Can you find the lines of the listing that include "time" and copy every one?

--

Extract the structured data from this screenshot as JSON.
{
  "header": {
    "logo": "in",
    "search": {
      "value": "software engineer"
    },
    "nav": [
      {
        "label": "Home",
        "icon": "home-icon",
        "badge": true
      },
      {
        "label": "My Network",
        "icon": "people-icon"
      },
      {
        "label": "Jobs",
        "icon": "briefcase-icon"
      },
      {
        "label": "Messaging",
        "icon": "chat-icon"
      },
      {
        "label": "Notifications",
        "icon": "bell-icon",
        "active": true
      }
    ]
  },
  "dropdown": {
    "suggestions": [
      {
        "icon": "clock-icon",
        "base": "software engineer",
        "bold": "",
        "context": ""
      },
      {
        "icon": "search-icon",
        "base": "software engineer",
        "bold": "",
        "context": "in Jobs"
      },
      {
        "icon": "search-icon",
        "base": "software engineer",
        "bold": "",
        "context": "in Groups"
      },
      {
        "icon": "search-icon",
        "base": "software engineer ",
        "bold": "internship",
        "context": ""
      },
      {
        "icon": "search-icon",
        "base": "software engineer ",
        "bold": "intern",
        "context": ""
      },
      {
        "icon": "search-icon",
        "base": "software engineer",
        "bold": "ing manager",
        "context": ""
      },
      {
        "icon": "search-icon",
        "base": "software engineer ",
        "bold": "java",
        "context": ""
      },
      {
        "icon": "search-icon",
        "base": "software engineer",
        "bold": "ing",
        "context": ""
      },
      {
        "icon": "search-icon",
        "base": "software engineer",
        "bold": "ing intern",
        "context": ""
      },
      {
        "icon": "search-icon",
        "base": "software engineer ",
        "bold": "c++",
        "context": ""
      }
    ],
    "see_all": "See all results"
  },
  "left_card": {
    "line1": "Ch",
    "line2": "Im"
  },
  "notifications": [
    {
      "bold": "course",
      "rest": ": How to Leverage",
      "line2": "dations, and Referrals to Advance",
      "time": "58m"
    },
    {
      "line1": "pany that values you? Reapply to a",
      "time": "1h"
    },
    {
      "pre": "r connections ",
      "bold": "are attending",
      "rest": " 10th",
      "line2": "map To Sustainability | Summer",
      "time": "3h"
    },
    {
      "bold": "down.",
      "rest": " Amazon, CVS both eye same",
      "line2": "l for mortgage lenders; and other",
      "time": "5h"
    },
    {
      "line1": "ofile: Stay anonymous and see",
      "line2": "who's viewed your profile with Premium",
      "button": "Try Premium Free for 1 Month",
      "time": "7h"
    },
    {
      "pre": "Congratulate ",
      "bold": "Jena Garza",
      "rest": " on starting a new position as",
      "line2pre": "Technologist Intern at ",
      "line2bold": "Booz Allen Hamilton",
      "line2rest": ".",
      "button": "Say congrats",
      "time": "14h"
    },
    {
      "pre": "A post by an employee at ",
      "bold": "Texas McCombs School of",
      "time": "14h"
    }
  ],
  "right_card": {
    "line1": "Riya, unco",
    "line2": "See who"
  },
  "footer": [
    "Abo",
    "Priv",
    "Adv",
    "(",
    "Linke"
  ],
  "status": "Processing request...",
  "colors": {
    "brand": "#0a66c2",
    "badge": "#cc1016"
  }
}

--

### RESPONSE TO THE EXERCISE
      "time": "58m"
      "time": "1h"
      "time": "3h"
      "time": "5h"
      "time": "7h"
      "time": "14h"
      "time": "14h"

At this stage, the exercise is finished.